**EXERCISE PROMPT**
Gather up every line from the entries below that uses the word "color".

**SUPPLIED DATA**
--- begin ---

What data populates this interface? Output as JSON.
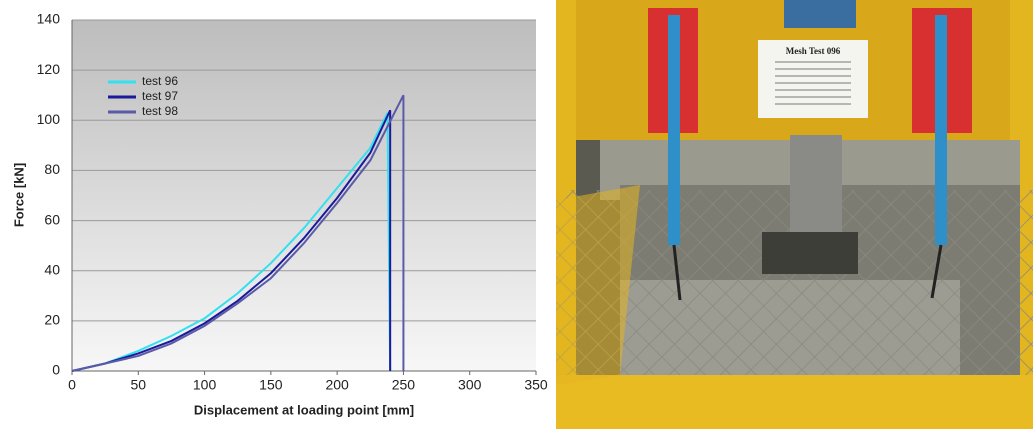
{
  "chart_data": {
    "type": "line",
    "xlabel": "Displacement at loading point [mm]",
    "ylabel": "Force [kN]",
    "xlim": [
      0,
      350
    ],
    "xticks": [
      0,
      50,
      100,
      150,
      200,
      250,
      300,
      350
    ],
    "ylim": [
      0,
      140
    ],
    "yticks": [
      0,
      20,
      40,
      60,
      80,
      100,
      120,
      140
    ],
    "grid": true,
    "legend": "upper left",
    "series": [
      {
        "name": "test 96",
        "color": "#33e0f0",
        "x": [
          0,
          25,
          50,
          75,
          100,
          125,
          150,
          175,
          200,
          225,
          238,
          240
        ],
        "values": [
          0,
          3,
          8,
          14,
          21,
          31,
          43,
          57,
          73,
          89,
          103,
          0
        ]
      },
      {
        "name": "test 97",
        "color": "#1a1a9a",
        "x": [
          0,
          25,
          50,
          75,
          100,
          125,
          150,
          175,
          200,
          225,
          240,
          240
        ],
        "values": [
          0,
          3,
          7,
          12,
          19,
          28,
          39,
          53,
          69,
          87,
          104,
          0
        ]
      },
      {
        "name": "test 98",
        "color": "#5a5aa8",
        "x": [
          0,
          25,
          50,
          75,
          100,
          125,
          150,
          175,
          200,
          225,
          250,
          250
        ],
        "values": [
          0,
          3,
          6,
          11,
          18,
          27,
          37,
          51,
          67,
          84,
          110,
          0
        ]
      }
    ]
  },
  "photo": {
    "sign_title": "Mesh Test 096"
  }
}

--- end ---

**CORRECT OUTPUT**
        "color": "#33e0f0",
        "color": "#1a1a9a",
        "color": "#5a5aa8",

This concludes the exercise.